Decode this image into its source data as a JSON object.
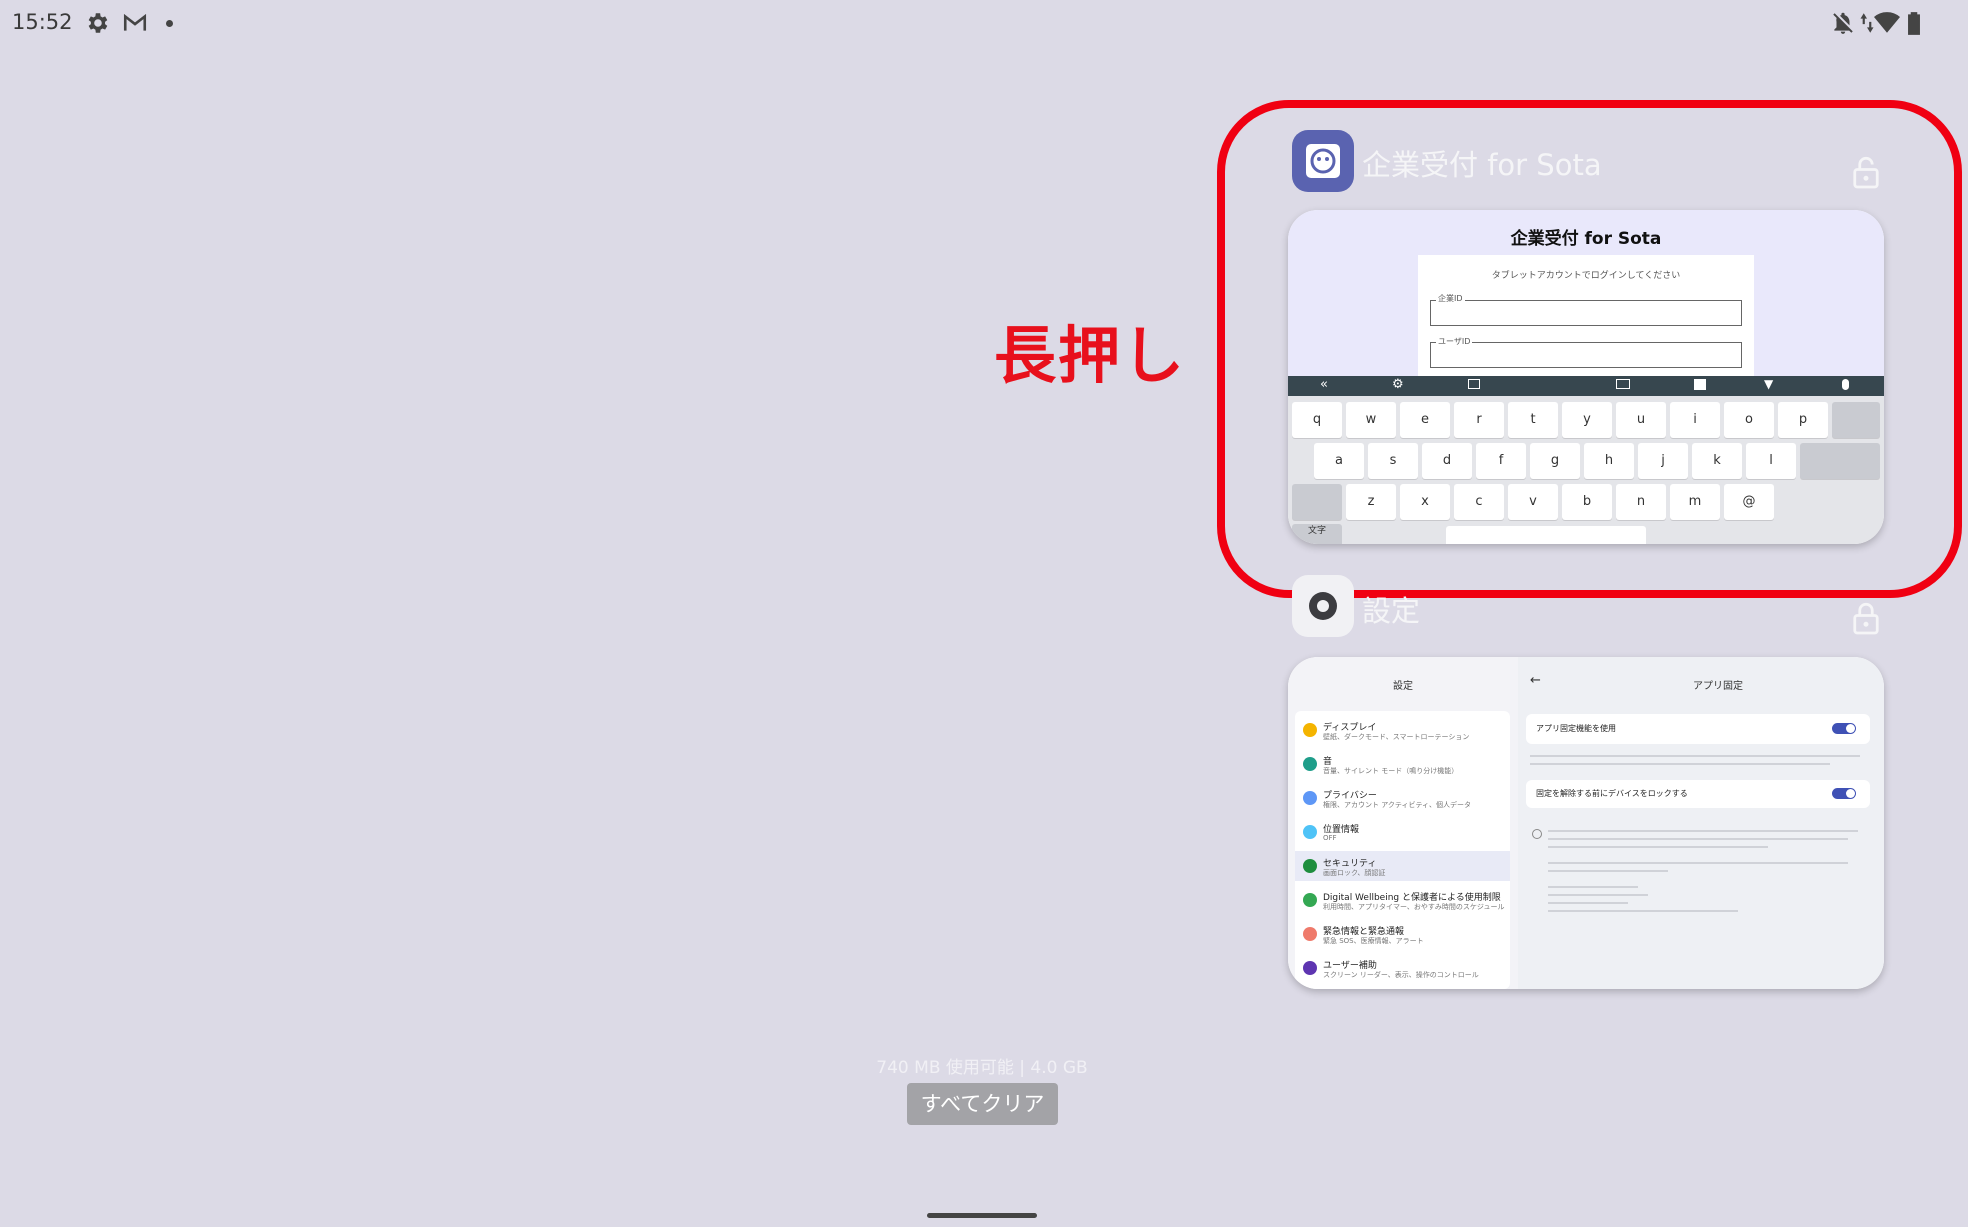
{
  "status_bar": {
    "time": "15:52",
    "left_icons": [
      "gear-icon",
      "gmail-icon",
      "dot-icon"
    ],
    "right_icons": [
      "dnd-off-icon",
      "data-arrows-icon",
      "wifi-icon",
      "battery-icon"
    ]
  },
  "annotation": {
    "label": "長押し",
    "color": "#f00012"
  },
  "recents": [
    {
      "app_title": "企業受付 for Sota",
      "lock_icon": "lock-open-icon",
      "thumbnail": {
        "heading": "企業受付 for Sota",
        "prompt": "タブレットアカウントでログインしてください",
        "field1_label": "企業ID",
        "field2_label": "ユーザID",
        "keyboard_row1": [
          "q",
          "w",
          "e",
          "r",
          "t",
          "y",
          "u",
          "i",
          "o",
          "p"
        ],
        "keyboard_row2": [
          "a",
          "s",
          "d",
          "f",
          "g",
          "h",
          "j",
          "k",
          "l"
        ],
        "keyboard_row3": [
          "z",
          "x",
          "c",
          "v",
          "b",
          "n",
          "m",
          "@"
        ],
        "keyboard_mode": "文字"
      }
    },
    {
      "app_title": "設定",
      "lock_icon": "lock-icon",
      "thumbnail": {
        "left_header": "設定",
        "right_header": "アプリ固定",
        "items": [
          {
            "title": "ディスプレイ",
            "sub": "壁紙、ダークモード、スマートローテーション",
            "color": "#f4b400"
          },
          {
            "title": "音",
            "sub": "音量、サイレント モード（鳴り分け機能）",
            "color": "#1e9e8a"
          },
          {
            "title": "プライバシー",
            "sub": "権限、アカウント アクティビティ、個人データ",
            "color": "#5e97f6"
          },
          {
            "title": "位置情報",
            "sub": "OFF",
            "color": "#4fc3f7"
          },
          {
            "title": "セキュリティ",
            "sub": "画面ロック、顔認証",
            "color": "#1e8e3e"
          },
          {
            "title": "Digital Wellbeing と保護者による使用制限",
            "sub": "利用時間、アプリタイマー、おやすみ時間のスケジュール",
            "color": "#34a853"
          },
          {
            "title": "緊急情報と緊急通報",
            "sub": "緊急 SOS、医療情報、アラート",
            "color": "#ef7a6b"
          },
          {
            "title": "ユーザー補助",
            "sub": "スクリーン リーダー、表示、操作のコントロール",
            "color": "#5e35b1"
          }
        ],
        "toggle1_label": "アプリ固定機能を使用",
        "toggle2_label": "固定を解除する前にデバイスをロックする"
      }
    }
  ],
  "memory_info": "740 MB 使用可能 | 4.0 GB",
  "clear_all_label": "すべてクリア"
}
--
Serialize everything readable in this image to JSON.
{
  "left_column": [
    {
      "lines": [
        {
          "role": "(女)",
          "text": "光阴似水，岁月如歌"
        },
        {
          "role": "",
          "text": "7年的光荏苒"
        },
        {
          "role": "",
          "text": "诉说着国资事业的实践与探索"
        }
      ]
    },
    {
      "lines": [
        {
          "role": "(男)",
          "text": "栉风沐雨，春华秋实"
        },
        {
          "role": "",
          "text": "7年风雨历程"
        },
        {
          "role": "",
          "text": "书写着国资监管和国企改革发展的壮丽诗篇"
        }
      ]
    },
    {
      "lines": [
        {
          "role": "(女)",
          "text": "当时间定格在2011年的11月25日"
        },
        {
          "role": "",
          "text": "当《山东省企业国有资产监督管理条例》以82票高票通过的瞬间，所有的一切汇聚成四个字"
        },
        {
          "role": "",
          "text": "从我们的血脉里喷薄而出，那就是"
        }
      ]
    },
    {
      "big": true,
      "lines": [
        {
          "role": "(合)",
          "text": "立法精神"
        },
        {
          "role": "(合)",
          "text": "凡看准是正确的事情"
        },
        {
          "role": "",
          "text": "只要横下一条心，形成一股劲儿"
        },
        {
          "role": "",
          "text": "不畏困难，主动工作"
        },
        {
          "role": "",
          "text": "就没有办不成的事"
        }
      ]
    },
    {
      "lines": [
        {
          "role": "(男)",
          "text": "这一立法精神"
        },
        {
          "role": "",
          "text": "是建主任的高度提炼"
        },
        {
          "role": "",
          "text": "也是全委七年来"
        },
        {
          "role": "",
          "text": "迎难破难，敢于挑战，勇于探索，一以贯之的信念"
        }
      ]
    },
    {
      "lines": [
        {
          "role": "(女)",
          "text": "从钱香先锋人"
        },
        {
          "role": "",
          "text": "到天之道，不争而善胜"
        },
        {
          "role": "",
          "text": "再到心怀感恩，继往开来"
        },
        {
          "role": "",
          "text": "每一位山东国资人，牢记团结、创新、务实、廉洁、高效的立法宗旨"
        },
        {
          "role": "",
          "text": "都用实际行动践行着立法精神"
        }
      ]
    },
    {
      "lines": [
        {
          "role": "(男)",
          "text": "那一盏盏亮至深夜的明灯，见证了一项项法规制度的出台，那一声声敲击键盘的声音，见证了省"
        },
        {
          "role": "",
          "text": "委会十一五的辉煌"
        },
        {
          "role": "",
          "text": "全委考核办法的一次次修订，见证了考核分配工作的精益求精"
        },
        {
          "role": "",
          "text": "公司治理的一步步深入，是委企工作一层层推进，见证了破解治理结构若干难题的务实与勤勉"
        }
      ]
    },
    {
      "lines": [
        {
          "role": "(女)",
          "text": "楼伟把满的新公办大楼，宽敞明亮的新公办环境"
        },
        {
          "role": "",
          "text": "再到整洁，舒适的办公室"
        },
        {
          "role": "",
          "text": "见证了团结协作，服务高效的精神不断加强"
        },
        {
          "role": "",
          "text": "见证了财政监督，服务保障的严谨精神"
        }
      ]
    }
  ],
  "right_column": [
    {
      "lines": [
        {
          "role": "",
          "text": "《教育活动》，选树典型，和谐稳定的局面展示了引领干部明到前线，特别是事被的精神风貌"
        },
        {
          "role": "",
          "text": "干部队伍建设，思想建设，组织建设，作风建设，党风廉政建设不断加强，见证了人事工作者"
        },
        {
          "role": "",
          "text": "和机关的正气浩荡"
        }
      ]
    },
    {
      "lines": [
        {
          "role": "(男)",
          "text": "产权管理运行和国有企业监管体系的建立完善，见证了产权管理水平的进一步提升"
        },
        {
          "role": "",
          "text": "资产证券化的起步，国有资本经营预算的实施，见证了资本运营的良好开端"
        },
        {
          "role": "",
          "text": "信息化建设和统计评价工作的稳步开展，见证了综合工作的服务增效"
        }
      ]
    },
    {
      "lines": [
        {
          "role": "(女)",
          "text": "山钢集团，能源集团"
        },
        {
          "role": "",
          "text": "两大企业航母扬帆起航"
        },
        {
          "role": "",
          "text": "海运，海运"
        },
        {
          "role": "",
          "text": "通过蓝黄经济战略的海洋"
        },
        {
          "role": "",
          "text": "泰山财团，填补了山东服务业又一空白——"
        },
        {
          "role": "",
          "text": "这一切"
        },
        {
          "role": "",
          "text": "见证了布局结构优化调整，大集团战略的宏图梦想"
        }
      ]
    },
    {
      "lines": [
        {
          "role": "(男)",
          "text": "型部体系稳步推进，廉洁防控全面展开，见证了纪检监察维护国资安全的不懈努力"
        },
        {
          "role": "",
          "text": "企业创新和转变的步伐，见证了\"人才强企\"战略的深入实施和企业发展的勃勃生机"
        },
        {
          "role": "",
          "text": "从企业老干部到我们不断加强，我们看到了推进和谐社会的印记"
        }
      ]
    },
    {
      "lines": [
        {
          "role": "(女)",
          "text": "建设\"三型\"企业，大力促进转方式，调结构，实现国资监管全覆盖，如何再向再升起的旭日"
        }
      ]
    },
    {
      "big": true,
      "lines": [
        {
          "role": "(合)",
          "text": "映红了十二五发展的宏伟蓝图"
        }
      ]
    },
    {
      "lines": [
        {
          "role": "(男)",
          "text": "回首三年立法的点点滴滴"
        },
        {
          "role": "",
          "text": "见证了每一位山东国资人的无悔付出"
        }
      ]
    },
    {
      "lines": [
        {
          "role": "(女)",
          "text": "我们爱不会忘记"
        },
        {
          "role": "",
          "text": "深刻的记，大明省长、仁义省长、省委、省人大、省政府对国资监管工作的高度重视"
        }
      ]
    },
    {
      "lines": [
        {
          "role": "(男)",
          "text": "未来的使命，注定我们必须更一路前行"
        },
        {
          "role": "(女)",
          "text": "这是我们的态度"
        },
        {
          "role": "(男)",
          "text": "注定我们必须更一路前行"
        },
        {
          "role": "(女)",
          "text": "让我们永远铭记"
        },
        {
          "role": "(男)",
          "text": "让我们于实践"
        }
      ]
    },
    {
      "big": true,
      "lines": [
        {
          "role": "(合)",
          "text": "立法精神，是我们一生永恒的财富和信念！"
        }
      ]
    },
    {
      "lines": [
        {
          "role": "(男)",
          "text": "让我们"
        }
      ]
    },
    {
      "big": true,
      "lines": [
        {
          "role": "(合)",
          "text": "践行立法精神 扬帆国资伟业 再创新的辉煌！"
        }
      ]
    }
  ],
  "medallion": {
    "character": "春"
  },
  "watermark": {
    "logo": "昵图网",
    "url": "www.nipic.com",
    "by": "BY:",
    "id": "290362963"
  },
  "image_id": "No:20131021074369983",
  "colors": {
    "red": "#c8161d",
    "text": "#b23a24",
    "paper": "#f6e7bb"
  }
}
==
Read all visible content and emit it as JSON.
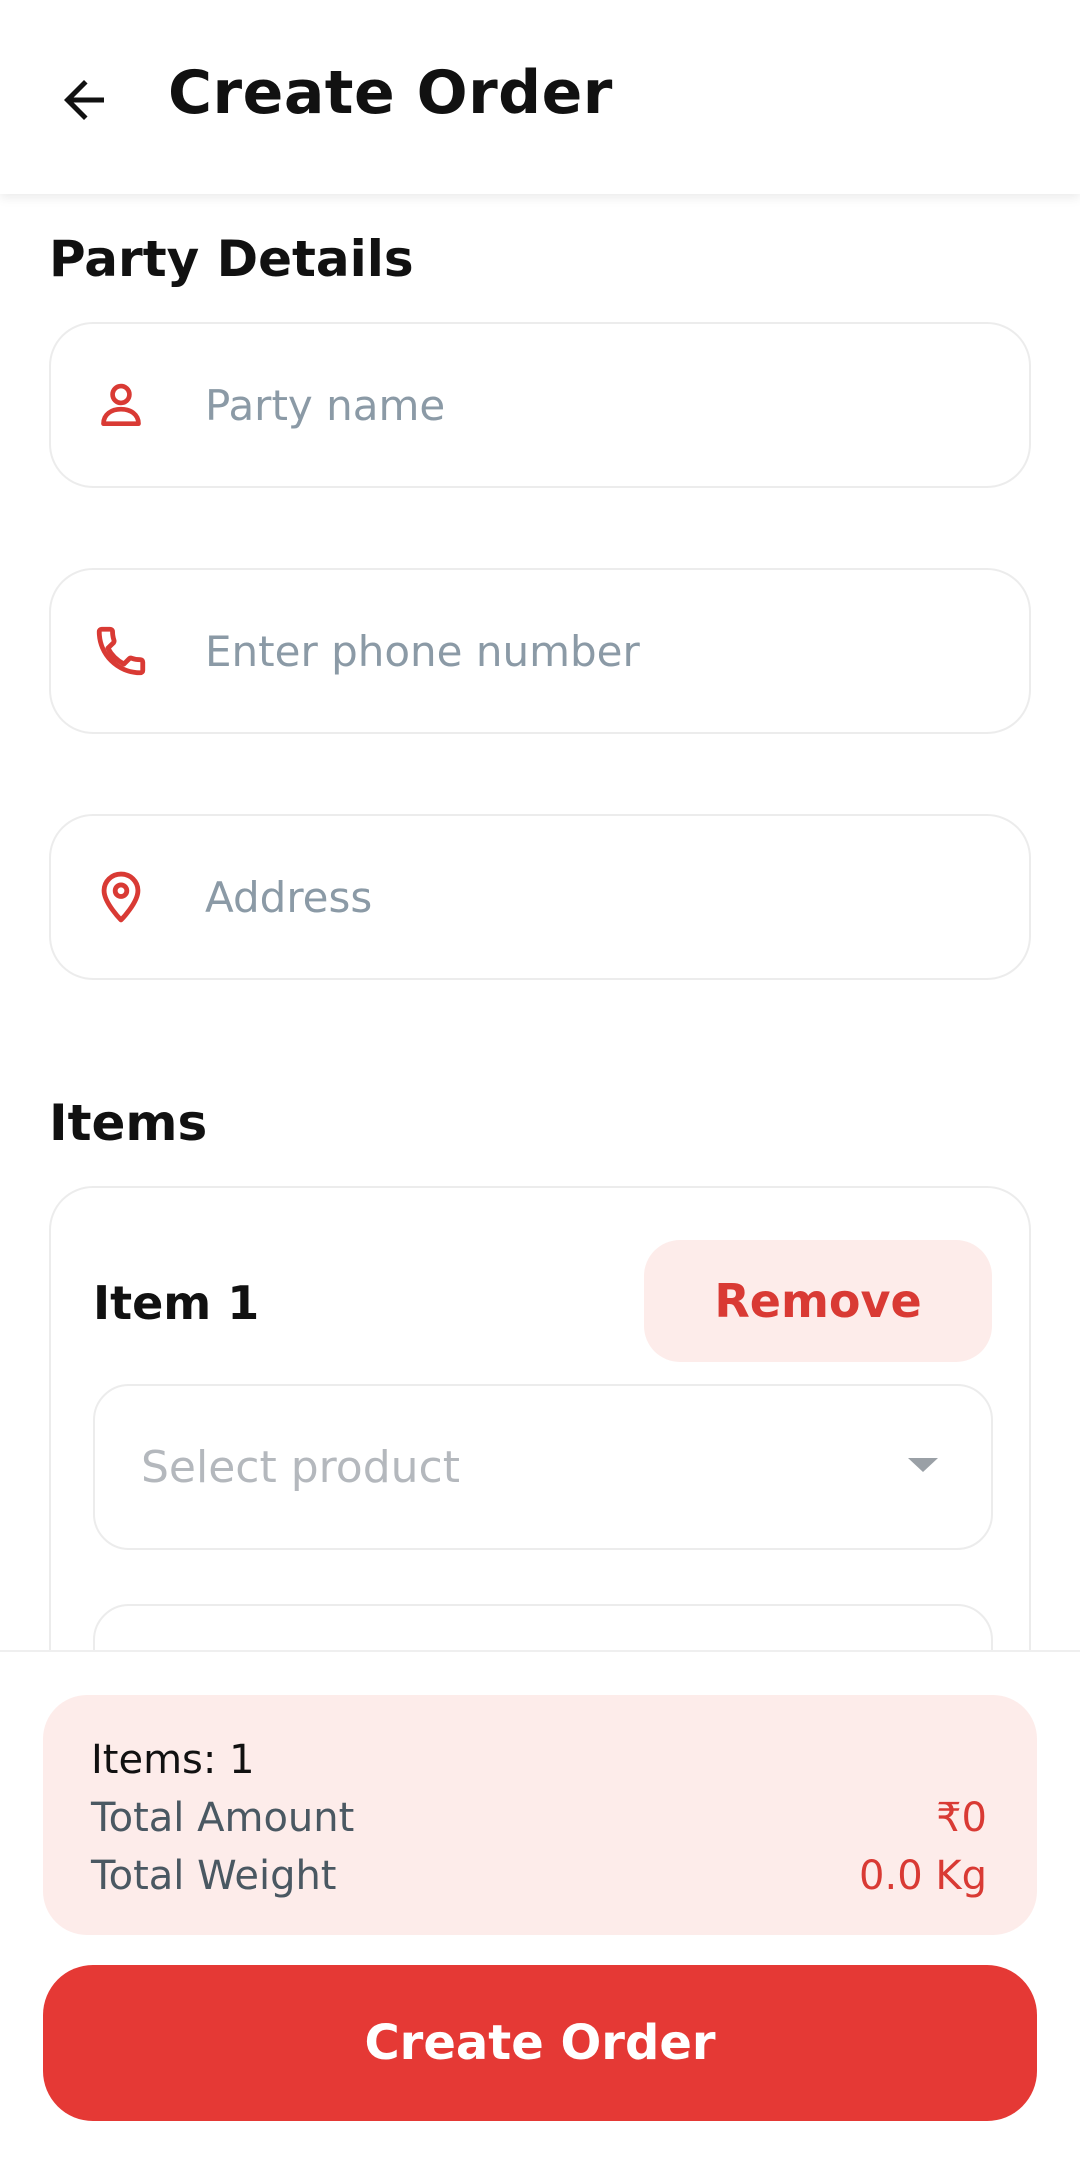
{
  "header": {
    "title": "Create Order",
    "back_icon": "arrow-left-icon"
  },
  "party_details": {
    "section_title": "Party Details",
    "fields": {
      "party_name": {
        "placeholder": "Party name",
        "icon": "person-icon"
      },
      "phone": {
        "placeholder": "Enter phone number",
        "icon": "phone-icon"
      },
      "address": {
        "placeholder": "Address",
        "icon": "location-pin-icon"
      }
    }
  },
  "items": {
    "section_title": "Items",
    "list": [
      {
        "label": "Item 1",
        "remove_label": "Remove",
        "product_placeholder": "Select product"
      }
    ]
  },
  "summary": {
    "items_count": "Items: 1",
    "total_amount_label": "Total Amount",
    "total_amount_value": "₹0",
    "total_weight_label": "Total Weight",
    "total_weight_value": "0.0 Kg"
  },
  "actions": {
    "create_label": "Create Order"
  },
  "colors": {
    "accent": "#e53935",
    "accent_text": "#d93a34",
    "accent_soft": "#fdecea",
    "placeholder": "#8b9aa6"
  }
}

# Prompt
From the data above, copy out every line with the string "企業受付" in it.

# Response to this exercise
      "app_title": "企業受付 for Sota",
        "heading": "企業受付 for Sota",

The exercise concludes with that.